DATA FOR THIS EXERCISE:
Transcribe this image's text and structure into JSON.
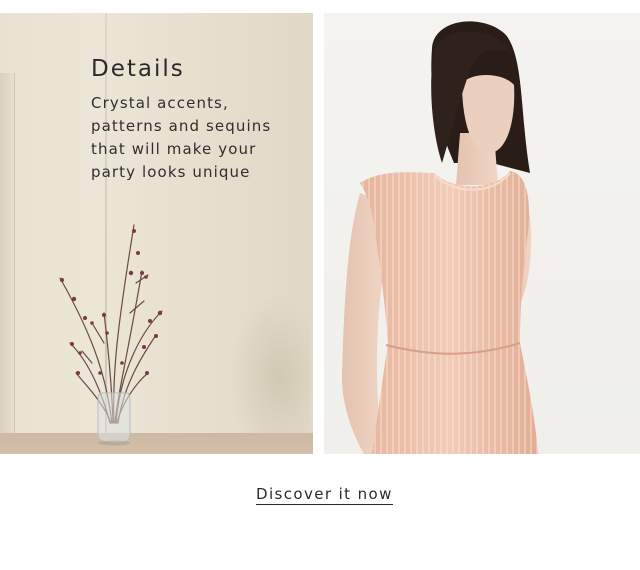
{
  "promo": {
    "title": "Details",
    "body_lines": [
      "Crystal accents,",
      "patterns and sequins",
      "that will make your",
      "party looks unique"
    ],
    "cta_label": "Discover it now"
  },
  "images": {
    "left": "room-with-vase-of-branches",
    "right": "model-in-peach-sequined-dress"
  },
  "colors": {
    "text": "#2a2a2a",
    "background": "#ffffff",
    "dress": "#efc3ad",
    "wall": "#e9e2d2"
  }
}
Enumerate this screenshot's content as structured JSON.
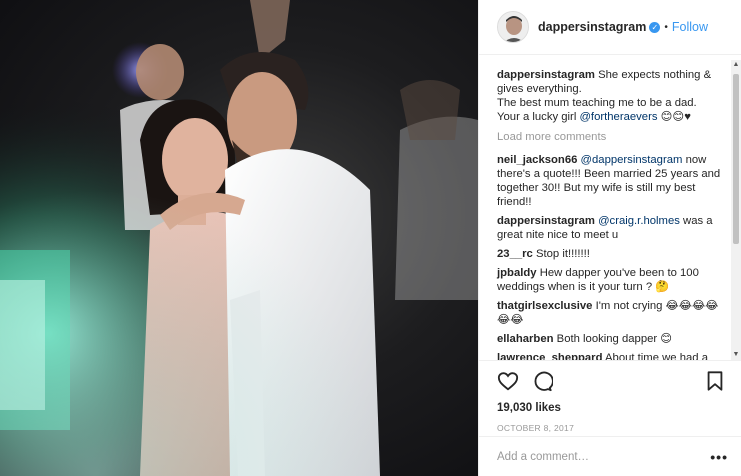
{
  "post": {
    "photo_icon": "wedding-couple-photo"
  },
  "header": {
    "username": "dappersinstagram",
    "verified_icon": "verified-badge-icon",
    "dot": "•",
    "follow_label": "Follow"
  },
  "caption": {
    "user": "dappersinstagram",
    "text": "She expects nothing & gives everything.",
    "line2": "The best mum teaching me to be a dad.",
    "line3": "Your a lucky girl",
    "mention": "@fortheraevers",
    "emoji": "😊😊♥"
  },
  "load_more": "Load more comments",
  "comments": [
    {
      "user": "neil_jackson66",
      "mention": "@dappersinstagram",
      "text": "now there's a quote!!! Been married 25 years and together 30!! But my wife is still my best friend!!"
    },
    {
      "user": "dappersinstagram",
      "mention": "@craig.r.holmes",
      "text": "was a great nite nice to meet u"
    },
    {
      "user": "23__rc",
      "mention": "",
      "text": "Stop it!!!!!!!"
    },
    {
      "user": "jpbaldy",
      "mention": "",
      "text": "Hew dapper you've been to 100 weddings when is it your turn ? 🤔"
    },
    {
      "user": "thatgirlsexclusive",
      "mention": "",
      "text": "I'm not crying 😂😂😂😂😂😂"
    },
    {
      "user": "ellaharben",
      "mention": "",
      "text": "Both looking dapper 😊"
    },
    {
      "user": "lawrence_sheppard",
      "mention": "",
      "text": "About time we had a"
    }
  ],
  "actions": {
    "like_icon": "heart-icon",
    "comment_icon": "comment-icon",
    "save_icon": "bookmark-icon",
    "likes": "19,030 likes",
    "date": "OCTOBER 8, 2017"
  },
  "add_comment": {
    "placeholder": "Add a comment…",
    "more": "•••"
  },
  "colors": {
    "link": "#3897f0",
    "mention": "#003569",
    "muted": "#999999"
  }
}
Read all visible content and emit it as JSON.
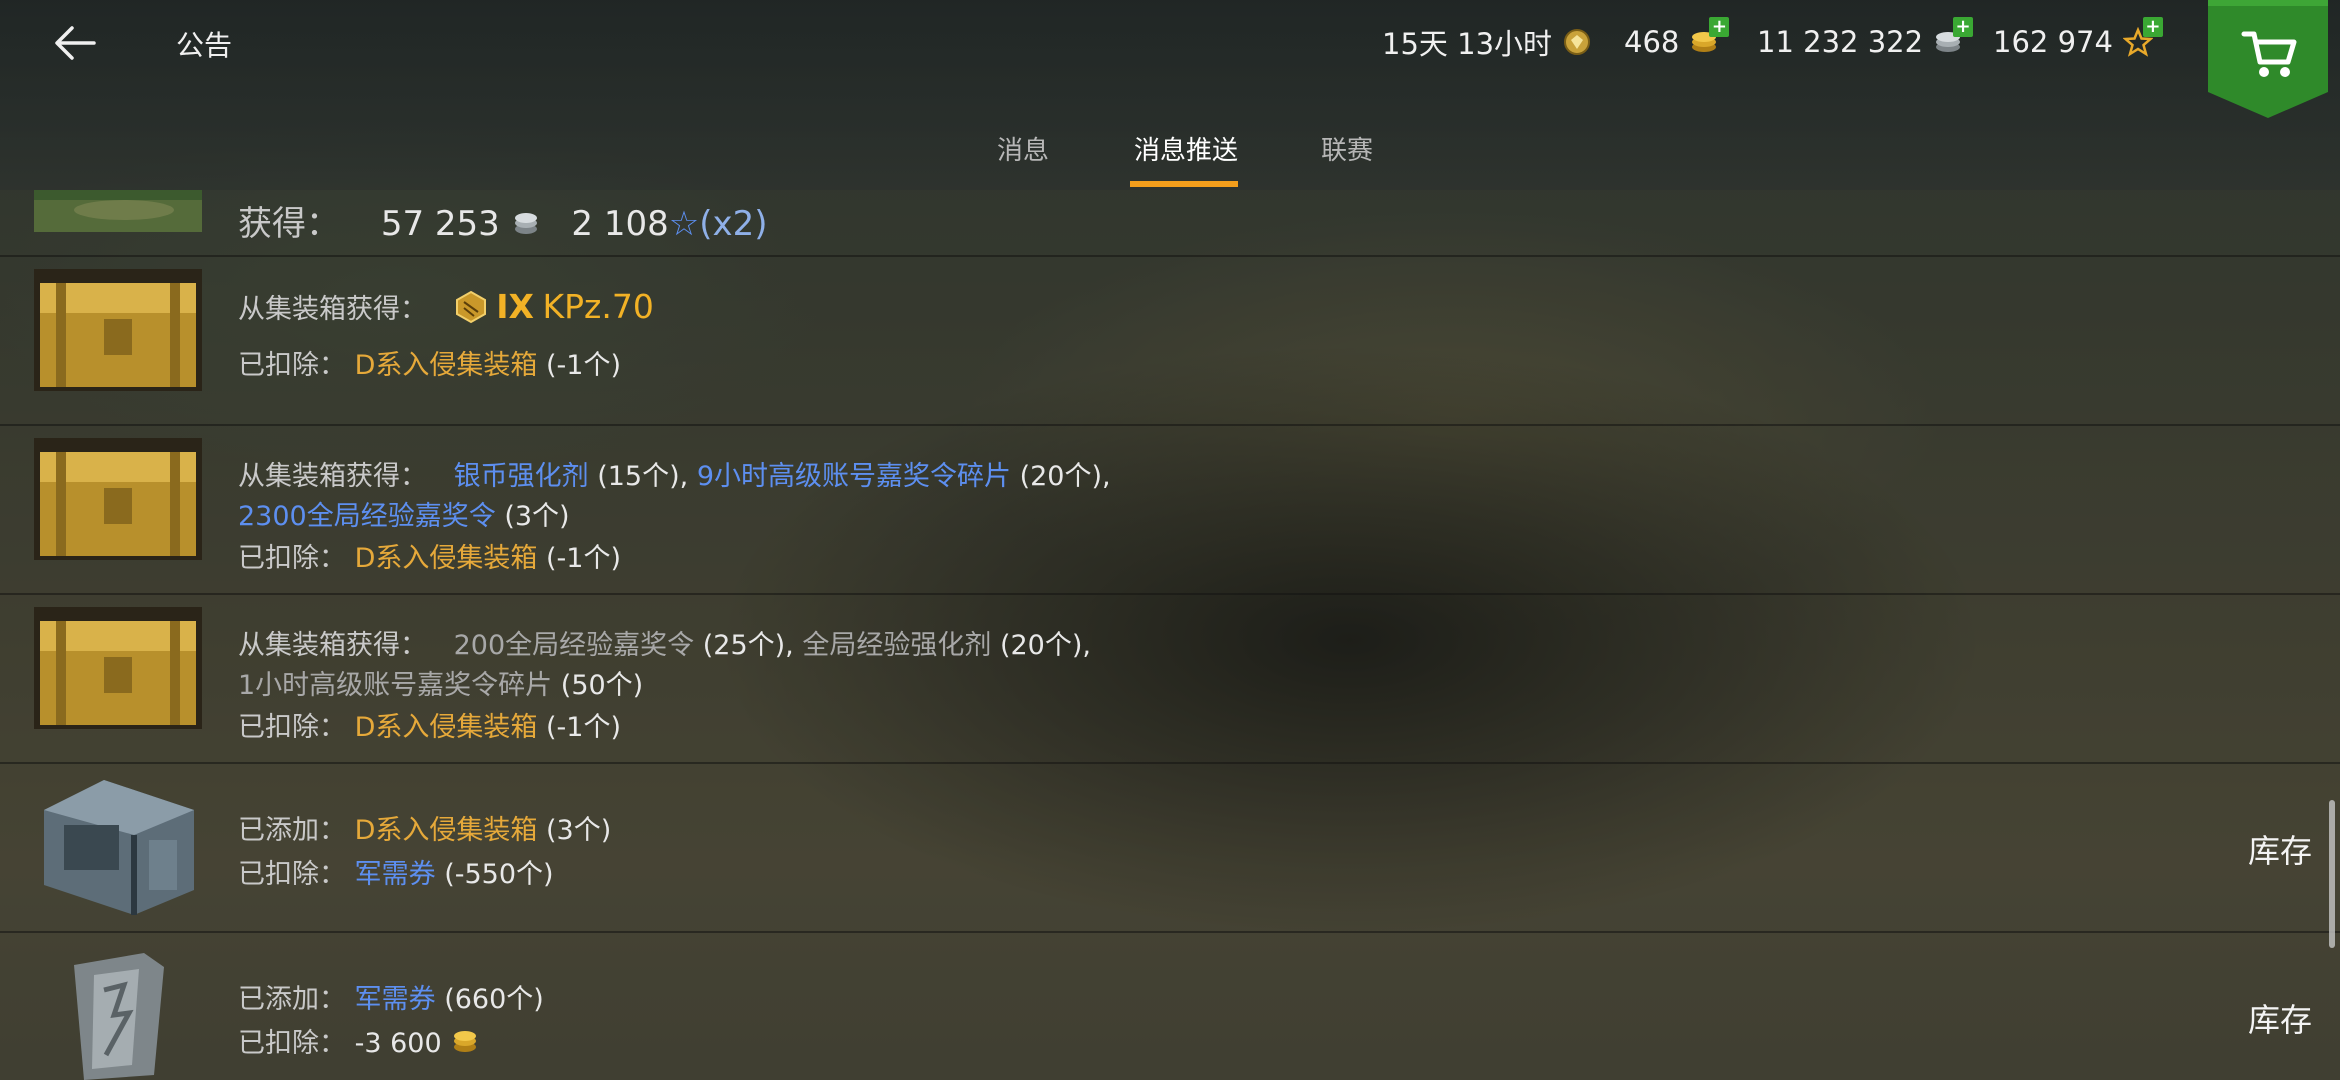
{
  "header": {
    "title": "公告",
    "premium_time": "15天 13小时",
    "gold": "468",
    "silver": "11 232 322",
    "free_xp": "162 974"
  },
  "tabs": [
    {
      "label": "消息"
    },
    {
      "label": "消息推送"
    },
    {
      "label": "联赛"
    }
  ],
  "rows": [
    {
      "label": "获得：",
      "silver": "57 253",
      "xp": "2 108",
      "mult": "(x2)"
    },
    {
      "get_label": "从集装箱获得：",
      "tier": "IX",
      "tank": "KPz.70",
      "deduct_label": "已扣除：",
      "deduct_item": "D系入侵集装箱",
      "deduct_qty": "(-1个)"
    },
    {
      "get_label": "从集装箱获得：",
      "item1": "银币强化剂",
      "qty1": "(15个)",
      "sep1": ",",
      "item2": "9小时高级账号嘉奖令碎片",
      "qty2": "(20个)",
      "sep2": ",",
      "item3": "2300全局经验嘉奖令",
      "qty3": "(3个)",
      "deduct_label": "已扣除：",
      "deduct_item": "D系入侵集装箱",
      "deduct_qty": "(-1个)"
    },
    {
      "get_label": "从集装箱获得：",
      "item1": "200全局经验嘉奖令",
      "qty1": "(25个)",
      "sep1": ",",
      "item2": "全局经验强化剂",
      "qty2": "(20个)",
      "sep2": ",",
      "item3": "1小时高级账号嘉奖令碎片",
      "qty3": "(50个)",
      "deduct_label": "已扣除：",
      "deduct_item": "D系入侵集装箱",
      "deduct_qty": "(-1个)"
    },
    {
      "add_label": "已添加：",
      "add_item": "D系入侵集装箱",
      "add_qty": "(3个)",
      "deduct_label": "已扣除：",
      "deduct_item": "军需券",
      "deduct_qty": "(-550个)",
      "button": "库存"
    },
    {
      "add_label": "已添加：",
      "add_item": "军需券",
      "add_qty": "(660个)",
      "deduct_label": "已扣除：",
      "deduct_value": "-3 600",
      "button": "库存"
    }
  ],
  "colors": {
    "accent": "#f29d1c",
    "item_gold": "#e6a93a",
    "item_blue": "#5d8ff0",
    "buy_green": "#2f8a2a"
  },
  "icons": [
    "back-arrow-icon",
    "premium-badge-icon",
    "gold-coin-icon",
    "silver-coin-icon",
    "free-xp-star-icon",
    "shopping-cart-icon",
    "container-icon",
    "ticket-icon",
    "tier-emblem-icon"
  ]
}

...

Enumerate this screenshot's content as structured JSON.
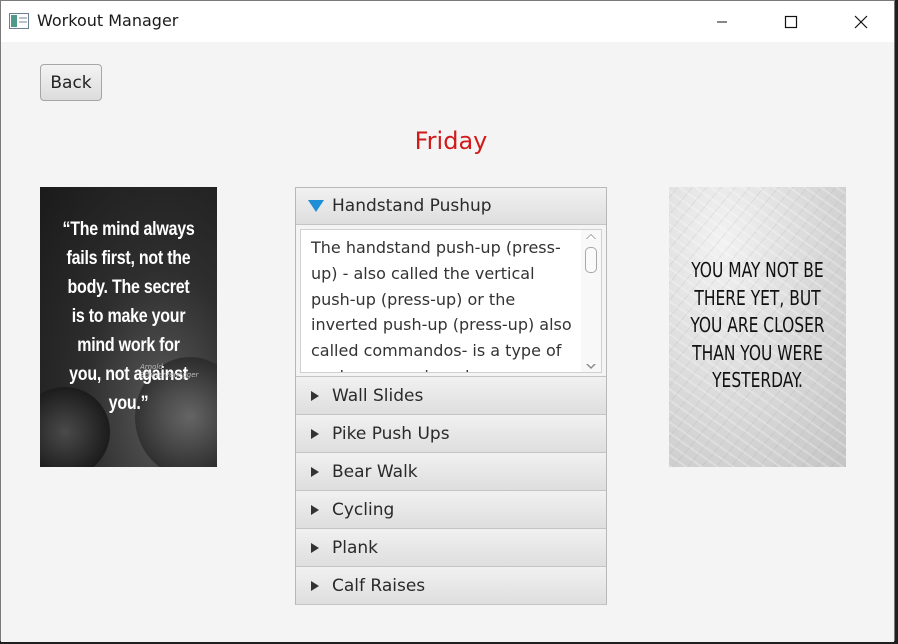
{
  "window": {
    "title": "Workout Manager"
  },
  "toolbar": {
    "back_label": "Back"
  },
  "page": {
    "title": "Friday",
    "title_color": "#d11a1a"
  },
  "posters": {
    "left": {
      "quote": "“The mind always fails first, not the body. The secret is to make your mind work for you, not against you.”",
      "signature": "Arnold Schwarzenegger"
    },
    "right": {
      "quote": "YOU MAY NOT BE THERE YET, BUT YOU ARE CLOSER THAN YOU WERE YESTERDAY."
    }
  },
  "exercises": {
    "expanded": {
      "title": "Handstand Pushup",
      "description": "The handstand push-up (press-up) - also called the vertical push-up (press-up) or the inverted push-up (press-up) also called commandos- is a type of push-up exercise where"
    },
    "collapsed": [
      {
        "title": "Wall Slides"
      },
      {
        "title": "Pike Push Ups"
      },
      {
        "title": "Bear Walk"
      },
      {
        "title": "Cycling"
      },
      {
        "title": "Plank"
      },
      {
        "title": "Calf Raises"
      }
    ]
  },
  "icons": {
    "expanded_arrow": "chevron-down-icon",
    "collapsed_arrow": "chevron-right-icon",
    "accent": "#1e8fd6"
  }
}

YOUR INSTRUCTIONS: Search the lines above for the string "right", then show every one that has it.

RESPONSE TO THIS EXERCISE:
    "right": "model-in-peach-sequined-dress"
    "right": {
    "collapsed_arrow": "chevron-right-icon",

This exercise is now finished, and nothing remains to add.